Records from a collection –
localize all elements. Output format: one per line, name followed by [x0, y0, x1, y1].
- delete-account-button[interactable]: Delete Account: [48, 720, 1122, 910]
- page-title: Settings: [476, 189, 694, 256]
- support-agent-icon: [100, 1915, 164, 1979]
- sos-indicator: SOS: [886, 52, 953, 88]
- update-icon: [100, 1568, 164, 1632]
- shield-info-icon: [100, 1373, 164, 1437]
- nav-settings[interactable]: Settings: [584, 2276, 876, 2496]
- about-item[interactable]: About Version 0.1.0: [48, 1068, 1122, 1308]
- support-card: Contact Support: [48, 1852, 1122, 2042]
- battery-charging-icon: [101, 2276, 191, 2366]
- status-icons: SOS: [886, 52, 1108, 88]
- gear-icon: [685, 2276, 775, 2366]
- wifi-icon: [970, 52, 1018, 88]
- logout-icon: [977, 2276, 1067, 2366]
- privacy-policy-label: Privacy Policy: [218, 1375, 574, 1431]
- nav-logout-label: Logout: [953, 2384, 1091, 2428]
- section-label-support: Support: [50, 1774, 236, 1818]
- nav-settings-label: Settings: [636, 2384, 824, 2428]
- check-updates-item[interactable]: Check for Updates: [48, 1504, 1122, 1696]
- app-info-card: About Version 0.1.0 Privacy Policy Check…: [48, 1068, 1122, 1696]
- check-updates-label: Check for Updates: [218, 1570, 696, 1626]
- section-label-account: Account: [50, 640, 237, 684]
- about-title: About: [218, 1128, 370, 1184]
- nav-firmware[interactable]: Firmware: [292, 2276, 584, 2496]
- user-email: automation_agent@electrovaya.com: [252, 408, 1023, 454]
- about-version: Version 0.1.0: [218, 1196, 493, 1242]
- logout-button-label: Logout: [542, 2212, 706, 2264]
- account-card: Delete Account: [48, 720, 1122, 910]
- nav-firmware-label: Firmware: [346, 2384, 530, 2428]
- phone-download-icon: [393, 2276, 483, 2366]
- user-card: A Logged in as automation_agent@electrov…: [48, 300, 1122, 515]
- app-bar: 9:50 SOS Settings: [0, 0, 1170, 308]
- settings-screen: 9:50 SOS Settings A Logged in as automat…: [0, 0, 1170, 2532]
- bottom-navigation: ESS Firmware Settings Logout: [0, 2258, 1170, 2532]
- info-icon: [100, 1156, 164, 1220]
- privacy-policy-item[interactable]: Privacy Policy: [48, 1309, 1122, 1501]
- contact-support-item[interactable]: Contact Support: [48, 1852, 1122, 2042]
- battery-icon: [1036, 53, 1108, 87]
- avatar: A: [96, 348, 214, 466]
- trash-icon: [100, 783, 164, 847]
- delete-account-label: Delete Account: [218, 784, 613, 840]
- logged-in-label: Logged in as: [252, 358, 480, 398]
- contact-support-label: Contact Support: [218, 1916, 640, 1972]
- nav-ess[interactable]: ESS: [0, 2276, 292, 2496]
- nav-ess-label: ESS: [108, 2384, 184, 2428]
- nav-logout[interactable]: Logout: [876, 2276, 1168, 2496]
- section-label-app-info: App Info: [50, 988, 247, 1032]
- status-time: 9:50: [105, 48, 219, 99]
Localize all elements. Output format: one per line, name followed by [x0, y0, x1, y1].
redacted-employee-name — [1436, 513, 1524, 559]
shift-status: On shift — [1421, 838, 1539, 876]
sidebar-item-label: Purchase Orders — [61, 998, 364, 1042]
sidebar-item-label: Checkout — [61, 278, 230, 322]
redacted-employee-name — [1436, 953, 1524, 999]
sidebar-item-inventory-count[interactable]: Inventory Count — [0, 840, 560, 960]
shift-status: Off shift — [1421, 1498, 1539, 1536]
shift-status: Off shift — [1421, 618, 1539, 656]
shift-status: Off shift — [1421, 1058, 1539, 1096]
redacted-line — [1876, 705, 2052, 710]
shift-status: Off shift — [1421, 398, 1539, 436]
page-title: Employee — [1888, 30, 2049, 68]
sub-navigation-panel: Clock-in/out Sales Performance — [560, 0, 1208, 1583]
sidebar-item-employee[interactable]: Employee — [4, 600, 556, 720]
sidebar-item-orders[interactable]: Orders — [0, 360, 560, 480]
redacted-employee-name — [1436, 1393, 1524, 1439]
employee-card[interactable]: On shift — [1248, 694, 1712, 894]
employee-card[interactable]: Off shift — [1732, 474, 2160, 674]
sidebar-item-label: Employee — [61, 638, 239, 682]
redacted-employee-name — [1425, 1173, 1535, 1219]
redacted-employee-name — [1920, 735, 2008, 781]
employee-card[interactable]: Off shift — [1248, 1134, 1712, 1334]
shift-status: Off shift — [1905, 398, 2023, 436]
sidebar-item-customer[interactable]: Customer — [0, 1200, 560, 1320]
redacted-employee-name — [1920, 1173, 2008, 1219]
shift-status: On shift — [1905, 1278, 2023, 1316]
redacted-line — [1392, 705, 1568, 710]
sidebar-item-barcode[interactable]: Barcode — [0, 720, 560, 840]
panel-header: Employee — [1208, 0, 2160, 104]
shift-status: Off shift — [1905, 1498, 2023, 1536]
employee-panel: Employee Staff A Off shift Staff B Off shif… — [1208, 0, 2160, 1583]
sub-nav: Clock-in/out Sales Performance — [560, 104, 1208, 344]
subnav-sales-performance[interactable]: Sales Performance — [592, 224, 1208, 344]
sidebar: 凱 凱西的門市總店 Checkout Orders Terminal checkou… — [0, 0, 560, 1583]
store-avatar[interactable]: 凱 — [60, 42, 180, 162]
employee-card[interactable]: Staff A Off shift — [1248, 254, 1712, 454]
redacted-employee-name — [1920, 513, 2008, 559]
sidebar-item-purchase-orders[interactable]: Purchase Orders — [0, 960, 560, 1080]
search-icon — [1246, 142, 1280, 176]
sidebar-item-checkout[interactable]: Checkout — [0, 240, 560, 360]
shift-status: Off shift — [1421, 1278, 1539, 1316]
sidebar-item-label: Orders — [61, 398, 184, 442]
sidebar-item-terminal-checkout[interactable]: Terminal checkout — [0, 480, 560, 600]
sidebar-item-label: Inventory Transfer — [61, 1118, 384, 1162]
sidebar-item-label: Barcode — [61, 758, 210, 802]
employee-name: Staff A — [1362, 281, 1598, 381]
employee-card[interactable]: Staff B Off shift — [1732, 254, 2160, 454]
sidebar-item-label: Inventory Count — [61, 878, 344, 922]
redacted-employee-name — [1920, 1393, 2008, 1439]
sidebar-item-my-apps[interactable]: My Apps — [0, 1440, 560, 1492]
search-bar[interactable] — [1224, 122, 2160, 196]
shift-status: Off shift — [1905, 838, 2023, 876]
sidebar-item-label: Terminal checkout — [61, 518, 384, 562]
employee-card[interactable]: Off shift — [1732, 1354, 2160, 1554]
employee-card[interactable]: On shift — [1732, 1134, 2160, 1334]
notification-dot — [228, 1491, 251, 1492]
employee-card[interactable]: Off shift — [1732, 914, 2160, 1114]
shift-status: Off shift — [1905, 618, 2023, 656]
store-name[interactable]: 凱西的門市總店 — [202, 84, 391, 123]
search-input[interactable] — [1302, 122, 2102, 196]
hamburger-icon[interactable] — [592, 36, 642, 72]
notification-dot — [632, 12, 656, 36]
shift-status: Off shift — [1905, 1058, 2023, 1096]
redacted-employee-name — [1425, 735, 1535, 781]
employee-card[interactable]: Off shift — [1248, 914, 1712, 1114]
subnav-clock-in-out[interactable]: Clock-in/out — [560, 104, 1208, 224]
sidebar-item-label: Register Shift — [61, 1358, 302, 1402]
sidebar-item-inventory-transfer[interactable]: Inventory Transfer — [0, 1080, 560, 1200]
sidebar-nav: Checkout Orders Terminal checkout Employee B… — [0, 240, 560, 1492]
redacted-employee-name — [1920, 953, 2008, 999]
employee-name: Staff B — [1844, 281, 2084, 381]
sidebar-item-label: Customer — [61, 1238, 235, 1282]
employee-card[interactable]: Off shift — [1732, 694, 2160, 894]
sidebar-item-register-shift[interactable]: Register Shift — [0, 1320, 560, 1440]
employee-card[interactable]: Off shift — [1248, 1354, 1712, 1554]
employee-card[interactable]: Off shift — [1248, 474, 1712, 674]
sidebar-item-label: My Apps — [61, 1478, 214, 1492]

DESCRIPTION OF THE TASK – Print the entries word for word, starting at the first line and ending at the line that contains "- section-label-support: Support: [50, 1774, 236, 1818]". Include both of those lines.

OUTPUT BELOW –
localize all elements. Output format: one per line, name followed by [x0, y0, x1, y1].
- delete-account-button[interactable]: Delete Account: [48, 720, 1122, 910]
- page-title: Settings: [476, 189, 694, 256]
- support-agent-icon: [100, 1915, 164, 1979]
- sos-indicator: SOS: [886, 52, 953, 88]
- update-icon: [100, 1568, 164, 1632]
- shield-info-icon: [100, 1373, 164, 1437]
- nav-settings[interactable]: Settings: [584, 2276, 876, 2496]
- about-item[interactable]: About Version 0.1.0: [48, 1068, 1122, 1308]
- support-card: Contact Support: [48, 1852, 1122, 2042]
- battery-charging-icon: [101, 2276, 191, 2366]
- status-icons: SOS: [886, 52, 1108, 88]
- gear-icon: [685, 2276, 775, 2366]
- wifi-icon: [970, 52, 1018, 88]
- logout-icon: [977, 2276, 1067, 2366]
- privacy-policy-label: Privacy Policy: [218, 1375, 574, 1431]
- nav-logout-label: Logout: [953, 2384, 1091, 2428]
- section-label-support: Support: [50, 1774, 236, 1818]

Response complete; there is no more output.